» **GIVEN TASK**
The entire listing is to be repeated verbatim.

#### DATA IN THIS EXERCISE ####

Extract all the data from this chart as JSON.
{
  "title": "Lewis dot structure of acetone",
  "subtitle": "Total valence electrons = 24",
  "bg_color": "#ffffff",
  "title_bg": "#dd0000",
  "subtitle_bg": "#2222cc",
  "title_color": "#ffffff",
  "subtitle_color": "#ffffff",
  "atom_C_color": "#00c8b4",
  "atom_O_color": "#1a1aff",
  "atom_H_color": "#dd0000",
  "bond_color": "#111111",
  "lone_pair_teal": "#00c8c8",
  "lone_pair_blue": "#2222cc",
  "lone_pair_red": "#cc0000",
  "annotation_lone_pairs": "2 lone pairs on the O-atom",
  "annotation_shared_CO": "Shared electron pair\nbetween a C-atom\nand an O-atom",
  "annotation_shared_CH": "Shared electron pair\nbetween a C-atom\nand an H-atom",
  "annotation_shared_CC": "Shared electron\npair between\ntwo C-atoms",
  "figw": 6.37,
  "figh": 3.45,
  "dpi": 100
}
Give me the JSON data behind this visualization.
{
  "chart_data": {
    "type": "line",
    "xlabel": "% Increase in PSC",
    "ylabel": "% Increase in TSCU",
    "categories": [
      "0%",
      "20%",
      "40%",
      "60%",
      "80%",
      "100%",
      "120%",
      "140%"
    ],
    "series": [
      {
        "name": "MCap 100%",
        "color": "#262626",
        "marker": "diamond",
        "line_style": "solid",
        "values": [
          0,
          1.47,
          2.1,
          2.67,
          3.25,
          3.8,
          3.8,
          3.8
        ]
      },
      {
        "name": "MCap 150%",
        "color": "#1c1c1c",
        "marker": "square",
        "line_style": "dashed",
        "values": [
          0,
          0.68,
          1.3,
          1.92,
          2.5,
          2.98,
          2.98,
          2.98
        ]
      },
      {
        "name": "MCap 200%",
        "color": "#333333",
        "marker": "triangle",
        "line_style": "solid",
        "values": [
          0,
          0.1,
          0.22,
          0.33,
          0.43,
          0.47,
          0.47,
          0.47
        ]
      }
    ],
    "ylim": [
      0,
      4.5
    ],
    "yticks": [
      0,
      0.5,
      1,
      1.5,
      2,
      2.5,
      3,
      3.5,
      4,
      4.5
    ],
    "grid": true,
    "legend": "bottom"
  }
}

####

» **EXERCISE OUTPUT**
Extract all the data from this chart as JSON.
{
  "title": "Lewis dot structure of acetone",
  "subtitle": "Total valence electrons = 24",
  "bg_color": "#ffffff",
  "title_bg": "#dd0000",
  "subtitle_bg": "#2222cc",
  "title_color": "#ffffff",
  "subtitle_color": "#ffffff",
  "atom_C_color": "#00c8b4",
  "atom_O_color": "#1a1aff",
  "atom_H_color": "#dd0000",
  "bond_color": "#111111",
  "lone_pair_teal": "#00c8c8",
  "lone_pair_blue": "#2222cc",
  "lone_pair_red": "#cc0000",
  "annotation_lone_pairs": "2 lone pairs on the O-atom",
  "annotation_shared_CO": "Shared electron pair\nbetween a C-atom\nand an O-atom",
  "annotation_shared_CH": "Shared electron pair\nbetween a C-atom\nand an H-atom",
  "annotation_shared_CC": "Shared electron\npair between\ntwo C-atoms",
  "figw": 6.37,
  "figh": 3.45,
  "dpi": 100
}
Give me the JSON data behind this visualization.
{
  "chart_data": {
    "type": "line",
    "xlabel": "% Increase in PSC",
    "ylabel": "% Increase in TSCU",
    "categories": [
      "0%",
      "20%",
      "40%",
      "60%",
      "80%",
      "100%",
      "120%",
      "140%"
    ],
    "series": [
      {
        "name": "MCap 100%",
        "color": "#262626",
        "marker": "diamond",
        "line_style": "solid",
        "values": [
          0,
          1.47,
          2.1,
          2.67,
          3.25,
          3.8,
          3.8,
          3.8
        ]
      },
      {
        "name": "MCap 150%",
        "color": "#1c1c1c",
        "marker": "square",
        "line_style": "dashed",
        "values": [
          0,
          0.68,
          1.3,
          1.92,
          2.5,
          2.98,
          2.98,
          2.98
        ]
      },
      {
        "name": "MCap 200%",
        "color": "#333333",
        "marker": "triangle",
        "line_style": "solid",
        "values": [
          0,
          0.1,
          0.22,
          0.33,
          0.43,
          0.47,
          0.47,
          0.47
        ]
      }
    ],
    "ylim": [
      0,
      4.5
    ],
    "yticks": [
      0,
      0.5,
      1,
      1.5,
      2,
      2.5,
      3,
      3.5,
      4,
      4.5
    ],
    "grid": true,
    "legend": "bottom"
  }
}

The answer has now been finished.